» Task requirements:
Write out every entry exactly as it appears.

Records excerpted from a collection
## BEGIN
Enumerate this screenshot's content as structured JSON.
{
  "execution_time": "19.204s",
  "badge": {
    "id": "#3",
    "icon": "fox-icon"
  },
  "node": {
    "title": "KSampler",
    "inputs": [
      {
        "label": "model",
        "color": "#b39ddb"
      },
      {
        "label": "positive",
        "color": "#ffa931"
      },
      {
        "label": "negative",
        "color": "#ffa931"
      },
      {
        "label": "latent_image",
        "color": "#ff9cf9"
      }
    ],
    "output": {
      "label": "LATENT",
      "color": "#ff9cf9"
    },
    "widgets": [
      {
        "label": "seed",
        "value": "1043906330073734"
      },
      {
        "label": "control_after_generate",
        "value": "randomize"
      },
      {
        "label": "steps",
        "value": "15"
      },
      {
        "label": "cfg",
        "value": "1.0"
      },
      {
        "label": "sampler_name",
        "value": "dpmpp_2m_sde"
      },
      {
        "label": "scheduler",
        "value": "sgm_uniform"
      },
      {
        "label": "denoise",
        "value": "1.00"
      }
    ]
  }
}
## END
» The output:
Enumerate this screenshot's content as structured JSON.
{
  "execution_time": "19.204s",
  "badge": {
    "id": "#3",
    "icon": "fox-icon"
  },
  "node": {
    "title": "KSampler",
    "inputs": [
      {
        "label": "model",
        "color": "#b39ddb"
      },
      {
        "label": "positive",
        "color": "#ffa931"
      },
      {
        "label": "negative",
        "color": "#ffa931"
      },
      {
        "label": "latent_image",
        "color": "#ff9cf9"
      }
    ],
    "output": {
      "label": "LATENT",
      "color": "#ff9cf9"
    },
    "widgets": [
      {
        "label": "seed",
        "value": "1043906330073734"
      },
      {
        "label": "control_after_generate",
        "value": "randomize"
      },
      {
        "label": "steps",
        "value": "15"
      },
      {
        "label": "cfg",
        "value": "1.0"
      },
      {
        "label": "sampler_name",
        "value": "dpmpp_2m_sde"
      },
      {
        "label": "scheduler",
        "value": "sgm_uniform"
      },
      {
        "label": "denoise",
        "value": "1.00"
      }
    ]
  }
}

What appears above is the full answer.